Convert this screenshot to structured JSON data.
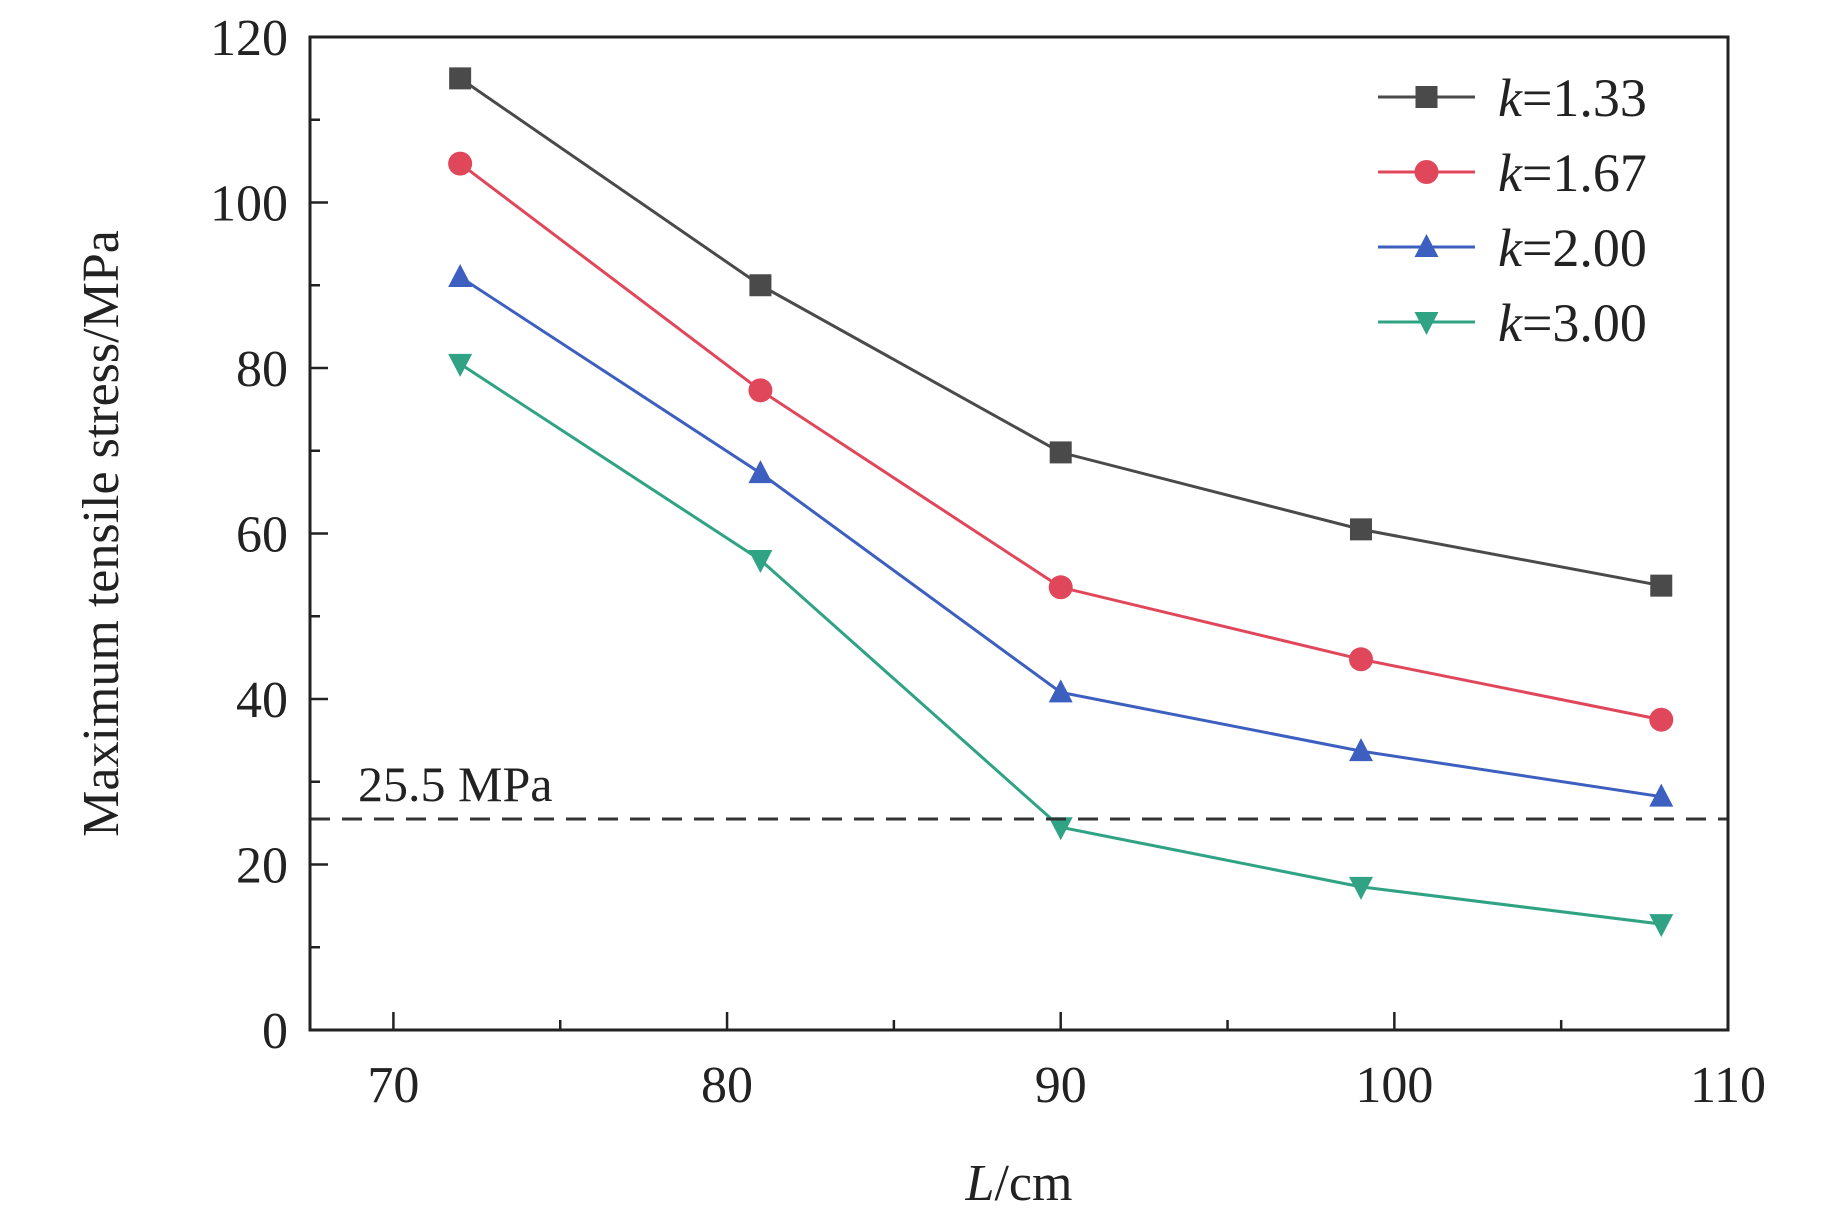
{
  "chart_data": {
    "type": "line",
    "title": "",
    "xlabel_italic": "L",
    "xlabel_unit": "/cm",
    "ylabel": "Maximum tensile stress/MPa",
    "xlim": [
      67.5,
      110
    ],
    "ylim": [
      0,
      120
    ],
    "x_ticks": [
      70,
      80,
      90,
      100,
      110
    ],
    "x_minor_ticks": [
      75,
      85,
      95,
      105
    ],
    "y_ticks": [
      0,
      20,
      40,
      60,
      80,
      100,
      120
    ],
    "y_minor_ticks": [
      10,
      30,
      50,
      70,
      90,
      110
    ],
    "x": [
      72,
      81,
      90,
      99,
      108
    ],
    "series": [
      {
        "k_symbol": "k",
        "name": "=1.33",
        "marker": "square",
        "color": "#4a4a4a",
        "values": [
          115,
          90,
          69.8,
          60.5,
          53.7
        ]
      },
      {
        "k_symbol": "k",
        "name": "=1.67",
        "marker": "circle",
        "color": "#e0475b",
        "values": [
          104.7,
          77.3,
          53.5,
          44.8,
          37.5
        ]
      },
      {
        "k_symbol": "k",
        "name": "=2.00",
        "marker": "triangle-up",
        "color": "#3d5fbf",
        "values": [
          91,
          67.3,
          40.8,
          33.7,
          28.2
        ]
      },
      {
        "k_symbol": "k",
        "name": "=3.00",
        "marker": "triangle-down",
        "color": "#2fa384",
        "values": [
          80.5,
          56.8,
          24.5,
          17.3,
          12.8
        ]
      }
    ],
    "reference_line": {
      "value": 25.5,
      "label": "25.5 MPa",
      "style": "dashed",
      "color": "#333333"
    },
    "legend_position": "top-right",
    "grid": false
  }
}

*****

[Aim]:
Write every record out again exactly; no pictures belong in the copy.

[The response]:
Convert this screenshot to structured JSON data.
{
  "chart_data": {
    "type": "line",
    "title": "",
    "xlabel_italic": "L",
    "xlabel_unit": "/cm",
    "ylabel": "Maximum tensile stress/MPa",
    "xlim": [
      67.5,
      110
    ],
    "ylim": [
      0,
      120
    ],
    "x_ticks": [
      70,
      80,
      90,
      100,
      110
    ],
    "x_minor_ticks": [
      75,
      85,
      95,
      105
    ],
    "y_ticks": [
      0,
      20,
      40,
      60,
      80,
      100,
      120
    ],
    "y_minor_ticks": [
      10,
      30,
      50,
      70,
      90,
      110
    ],
    "x": [
      72,
      81,
      90,
      99,
      108
    ],
    "series": [
      {
        "k_symbol": "k",
        "name": "=1.33",
        "marker": "square",
        "color": "#4a4a4a",
        "values": [
          115,
          90,
          69.8,
          60.5,
          53.7
        ]
      },
      {
        "k_symbol": "k",
        "name": "=1.67",
        "marker": "circle",
        "color": "#e0475b",
        "values": [
          104.7,
          77.3,
          53.5,
          44.8,
          37.5
        ]
      },
      {
        "k_symbol": "k",
        "name": "=2.00",
        "marker": "triangle-up",
        "color": "#3d5fbf",
        "values": [
          91,
          67.3,
          40.8,
          33.7,
          28.2
        ]
      },
      {
        "k_symbol": "k",
        "name": "=3.00",
        "marker": "triangle-down",
        "color": "#2fa384",
        "values": [
          80.5,
          56.8,
          24.5,
          17.3,
          12.8
        ]
      }
    ],
    "reference_line": {
      "value": 25.5,
      "label": "25.5 MPa",
      "style": "dashed",
      "color": "#333333"
    },
    "legend_position": "top-right",
    "grid": false
  }
}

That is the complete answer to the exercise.